**Passage provided**
============================================================

And that, to me, is what makes this album timeless. It’s not about finding home. It’s about realizing there might not be one.
It’s a deeply unsettling, deeply personal story told through noise, silence, rage, and love, all mashed together in a way that somehow still works. And it’s also what has me so unreasonably excited for Edge of Eternities. Because if Magic is about to throw us into the void of space, then I hope it doesn’t blink. I hope it doesn’t look away from the pain of being small, alone, and seen by something incomprehensible.
If Roy Graham and Miguel Lopez can channel even a sliver of the ghostly gravity clipping. captured in Splendor & Misery, then Edge of Eternities won’t just be a sci-fi set, it’ll be a reckoning.
If there's one track from Splendor & Misery that loops in my mind long after it ends, it's “All Black.”This track…goddamn…it commits it to memory like a machine, which makes sense, because that's exactly what’s happening. This isn't #2331 speaking, this is the ship. The AI. The computer that should’ve shut down or run silent now desperately clinging to its only passenger, repeating patterns to feel alive.

============================================================

**Tasks for this exercise**
1. From the Splendor & Misery review above, copy word for word the passage starting with "If Roy Graham" and going on through "be a reckoning.".
2. Take the Splendor & Misery review above further, picking up right after its final sentence.

**Listed entries**
============================================================

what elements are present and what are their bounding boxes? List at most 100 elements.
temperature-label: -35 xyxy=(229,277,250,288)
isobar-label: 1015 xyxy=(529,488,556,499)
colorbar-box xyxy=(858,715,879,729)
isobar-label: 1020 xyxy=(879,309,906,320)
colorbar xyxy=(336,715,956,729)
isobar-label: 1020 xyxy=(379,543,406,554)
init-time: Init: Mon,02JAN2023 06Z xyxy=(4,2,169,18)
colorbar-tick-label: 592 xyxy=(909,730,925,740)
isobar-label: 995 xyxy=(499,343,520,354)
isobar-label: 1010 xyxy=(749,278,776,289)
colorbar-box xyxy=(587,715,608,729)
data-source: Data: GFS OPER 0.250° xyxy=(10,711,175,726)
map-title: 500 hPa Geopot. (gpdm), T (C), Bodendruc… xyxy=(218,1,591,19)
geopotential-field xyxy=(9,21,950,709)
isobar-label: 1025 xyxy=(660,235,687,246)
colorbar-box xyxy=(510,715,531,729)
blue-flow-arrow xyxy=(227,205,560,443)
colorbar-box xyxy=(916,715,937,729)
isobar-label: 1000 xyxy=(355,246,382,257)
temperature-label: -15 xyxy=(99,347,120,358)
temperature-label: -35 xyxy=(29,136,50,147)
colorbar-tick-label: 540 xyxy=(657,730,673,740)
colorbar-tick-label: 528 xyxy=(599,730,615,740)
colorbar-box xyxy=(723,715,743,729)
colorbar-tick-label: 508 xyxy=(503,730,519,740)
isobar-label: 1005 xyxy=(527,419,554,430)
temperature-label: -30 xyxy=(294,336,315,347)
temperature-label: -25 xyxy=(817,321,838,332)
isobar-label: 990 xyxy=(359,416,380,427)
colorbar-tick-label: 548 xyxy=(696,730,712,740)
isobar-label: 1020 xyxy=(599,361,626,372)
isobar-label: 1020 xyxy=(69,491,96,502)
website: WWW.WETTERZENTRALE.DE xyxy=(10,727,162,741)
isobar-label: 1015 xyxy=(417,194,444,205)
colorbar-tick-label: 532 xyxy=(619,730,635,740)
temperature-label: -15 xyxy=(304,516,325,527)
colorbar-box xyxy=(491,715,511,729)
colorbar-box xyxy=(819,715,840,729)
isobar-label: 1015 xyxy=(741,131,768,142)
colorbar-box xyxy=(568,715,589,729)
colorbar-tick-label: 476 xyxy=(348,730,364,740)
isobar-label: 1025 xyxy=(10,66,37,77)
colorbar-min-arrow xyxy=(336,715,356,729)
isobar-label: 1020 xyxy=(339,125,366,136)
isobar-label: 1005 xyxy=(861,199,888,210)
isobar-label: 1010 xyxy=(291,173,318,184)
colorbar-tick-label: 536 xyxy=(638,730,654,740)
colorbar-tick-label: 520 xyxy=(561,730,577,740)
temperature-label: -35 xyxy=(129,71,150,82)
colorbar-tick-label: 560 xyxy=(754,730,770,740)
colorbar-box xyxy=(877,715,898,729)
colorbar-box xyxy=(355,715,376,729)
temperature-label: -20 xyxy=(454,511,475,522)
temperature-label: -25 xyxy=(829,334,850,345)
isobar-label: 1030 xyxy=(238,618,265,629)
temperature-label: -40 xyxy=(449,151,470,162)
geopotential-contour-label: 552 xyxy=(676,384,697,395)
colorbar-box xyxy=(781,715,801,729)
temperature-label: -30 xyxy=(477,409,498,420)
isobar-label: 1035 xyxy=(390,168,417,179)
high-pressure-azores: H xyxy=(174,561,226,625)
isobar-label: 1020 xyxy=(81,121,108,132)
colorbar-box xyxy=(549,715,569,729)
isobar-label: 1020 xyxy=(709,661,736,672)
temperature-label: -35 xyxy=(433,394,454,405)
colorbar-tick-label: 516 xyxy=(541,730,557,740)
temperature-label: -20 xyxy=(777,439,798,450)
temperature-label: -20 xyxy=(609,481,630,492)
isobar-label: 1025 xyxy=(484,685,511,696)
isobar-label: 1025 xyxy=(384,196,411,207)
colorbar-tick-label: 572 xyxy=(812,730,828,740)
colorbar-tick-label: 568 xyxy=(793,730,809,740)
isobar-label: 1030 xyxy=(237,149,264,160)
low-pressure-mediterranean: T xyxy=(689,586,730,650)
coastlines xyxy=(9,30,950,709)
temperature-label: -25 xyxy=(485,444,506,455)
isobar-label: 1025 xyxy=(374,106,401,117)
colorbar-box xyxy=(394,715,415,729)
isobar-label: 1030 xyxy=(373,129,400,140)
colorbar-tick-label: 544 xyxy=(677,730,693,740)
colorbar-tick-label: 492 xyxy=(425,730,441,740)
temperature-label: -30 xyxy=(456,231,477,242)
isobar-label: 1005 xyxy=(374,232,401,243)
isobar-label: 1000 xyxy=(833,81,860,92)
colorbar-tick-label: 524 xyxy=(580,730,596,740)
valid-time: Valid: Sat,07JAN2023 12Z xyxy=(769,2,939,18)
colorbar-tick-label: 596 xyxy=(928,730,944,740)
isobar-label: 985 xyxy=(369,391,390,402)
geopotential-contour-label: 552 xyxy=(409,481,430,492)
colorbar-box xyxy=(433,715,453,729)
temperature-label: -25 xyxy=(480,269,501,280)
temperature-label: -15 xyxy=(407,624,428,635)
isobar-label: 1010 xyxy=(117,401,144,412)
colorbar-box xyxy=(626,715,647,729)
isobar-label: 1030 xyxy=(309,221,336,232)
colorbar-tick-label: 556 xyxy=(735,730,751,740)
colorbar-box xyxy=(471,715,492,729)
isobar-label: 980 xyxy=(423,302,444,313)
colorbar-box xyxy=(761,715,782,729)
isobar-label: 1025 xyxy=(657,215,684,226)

============================================================

**Solved problems**
1.
If Roy Graham and Miguel Lopez can channel even a sliver of the ghostly gravity clipping. captured in Splendor & Misery, then Edge of Eternities won’t just be a sci-fi set, it’ll be a reckoning.

2.
“All Black” is the sound of a system watching. Learning. Glitching. Loving.
“All black everything / All black everything / All black everything”
That refrain—all black everything—comes again and again, like a pulse. At first, it sounds like style, swagger. But keep listening. Each repetition is exactly the same. The words don’t shift, but the context does. It's as if the AI is writing and rewriting its gospel in real time, using the same three-word phrase as a kind of reboot sequence. Every loop is a new configuration of its obsession with #2331. It's trying to understand him by copying him. Emulating him. Repeating him until the meaning becomes divine.
This is a machine trying to humanize itself through ritual.
Repetition, in this case, isn’t laziness—it’s evolution. The AI is adapting. “All black everything” becomes a mantra, a liturgy, a coping mechanism. It's the system’s way of making sense of what it's watching, of ritualizing the man it can't stop watching. In the absence of input from the outside world, it takes the only signal left (#2331) and amplifies it until there’s nothing else.
And that’s where it gets uncomfortable. Because you start to realize: this isn’t surveillance as control. It’s surveillance as worship.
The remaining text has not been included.